Id. at 675-76, 681. The court allowed Ms. James one week to show cause why her
claims should not be dismissed for failure to prosecute in arbitration. She responded
three weeks later, and then only reiterated her previous arguments. Id. at 676. The
Seventh Circuit affirmed the district court’s decision, stating that, once the district
court ordered Ms. James to submit her claims to arbitration, “it was incumbent upon
Ms. James to abide by the district court’s ruling and not to continue submitting
arguments that the district court already had determined were meritless.” Id. at 681.

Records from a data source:
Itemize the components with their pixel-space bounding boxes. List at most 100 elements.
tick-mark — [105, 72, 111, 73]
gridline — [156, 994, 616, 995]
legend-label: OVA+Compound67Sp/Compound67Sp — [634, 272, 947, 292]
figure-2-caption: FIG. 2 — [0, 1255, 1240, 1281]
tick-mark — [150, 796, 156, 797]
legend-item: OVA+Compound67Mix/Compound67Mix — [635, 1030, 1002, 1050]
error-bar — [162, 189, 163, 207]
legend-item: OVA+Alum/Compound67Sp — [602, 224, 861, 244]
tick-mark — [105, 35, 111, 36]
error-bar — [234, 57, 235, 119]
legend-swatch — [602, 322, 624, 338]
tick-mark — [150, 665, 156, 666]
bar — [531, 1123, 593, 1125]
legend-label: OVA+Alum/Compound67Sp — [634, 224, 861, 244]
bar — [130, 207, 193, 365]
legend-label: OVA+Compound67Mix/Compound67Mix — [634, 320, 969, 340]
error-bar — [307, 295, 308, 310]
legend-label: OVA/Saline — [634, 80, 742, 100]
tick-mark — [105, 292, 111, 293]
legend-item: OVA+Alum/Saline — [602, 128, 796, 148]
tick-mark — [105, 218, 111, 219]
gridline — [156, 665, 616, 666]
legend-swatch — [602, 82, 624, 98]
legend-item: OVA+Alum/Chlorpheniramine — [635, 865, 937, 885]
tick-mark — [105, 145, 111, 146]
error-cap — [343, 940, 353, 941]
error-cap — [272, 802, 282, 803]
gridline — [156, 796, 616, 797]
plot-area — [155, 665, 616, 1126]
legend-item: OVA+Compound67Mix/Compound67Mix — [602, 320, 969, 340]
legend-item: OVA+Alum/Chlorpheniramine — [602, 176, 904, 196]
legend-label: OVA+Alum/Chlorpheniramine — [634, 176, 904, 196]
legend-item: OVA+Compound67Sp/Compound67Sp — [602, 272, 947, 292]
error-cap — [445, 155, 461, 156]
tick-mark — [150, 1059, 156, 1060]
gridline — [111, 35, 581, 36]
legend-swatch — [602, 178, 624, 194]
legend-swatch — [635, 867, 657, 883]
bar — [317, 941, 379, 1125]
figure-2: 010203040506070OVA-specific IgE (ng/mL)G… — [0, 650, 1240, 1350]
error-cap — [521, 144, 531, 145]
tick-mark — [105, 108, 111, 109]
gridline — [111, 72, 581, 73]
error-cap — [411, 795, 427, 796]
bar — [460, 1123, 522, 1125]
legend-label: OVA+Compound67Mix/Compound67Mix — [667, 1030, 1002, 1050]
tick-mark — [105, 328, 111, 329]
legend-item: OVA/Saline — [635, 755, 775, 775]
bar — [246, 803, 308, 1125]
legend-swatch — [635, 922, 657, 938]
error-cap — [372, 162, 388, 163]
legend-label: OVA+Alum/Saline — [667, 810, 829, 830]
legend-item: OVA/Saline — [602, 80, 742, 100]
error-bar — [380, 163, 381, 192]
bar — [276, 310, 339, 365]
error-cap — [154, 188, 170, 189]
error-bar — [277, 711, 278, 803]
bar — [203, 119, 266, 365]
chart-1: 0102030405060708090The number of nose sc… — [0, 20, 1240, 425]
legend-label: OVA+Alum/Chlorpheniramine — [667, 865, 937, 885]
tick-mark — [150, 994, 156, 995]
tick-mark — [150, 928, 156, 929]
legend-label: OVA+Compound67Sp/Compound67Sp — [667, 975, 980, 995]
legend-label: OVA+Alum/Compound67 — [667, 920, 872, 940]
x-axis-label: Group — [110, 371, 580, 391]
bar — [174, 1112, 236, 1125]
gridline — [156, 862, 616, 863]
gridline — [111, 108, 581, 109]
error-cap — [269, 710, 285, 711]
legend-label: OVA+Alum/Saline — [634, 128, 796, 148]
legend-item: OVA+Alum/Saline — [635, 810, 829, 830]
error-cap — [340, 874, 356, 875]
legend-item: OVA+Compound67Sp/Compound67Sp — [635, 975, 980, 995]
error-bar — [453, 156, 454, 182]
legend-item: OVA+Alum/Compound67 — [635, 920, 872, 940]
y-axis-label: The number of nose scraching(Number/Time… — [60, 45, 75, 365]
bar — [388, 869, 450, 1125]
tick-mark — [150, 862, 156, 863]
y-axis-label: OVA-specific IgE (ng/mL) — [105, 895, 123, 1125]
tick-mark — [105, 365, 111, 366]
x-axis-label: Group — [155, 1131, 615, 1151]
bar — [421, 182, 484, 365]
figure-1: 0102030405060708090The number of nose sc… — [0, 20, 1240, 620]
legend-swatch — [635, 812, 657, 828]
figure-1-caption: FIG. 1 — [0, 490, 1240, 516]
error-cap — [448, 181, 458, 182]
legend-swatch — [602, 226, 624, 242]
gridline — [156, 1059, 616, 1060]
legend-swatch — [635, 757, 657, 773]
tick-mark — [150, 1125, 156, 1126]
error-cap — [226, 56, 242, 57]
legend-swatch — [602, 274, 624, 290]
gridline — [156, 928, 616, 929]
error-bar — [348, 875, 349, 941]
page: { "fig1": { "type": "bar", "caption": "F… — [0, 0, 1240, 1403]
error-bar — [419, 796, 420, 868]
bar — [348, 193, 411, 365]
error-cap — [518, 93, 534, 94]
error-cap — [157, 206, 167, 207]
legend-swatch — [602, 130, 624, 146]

What to do. List every "Id." citation that appears in the text about Ms. James, including the page numbers each one gives.

Task solution.
- Id. at 675-76, 681
- Id. at 676
- Id. at 681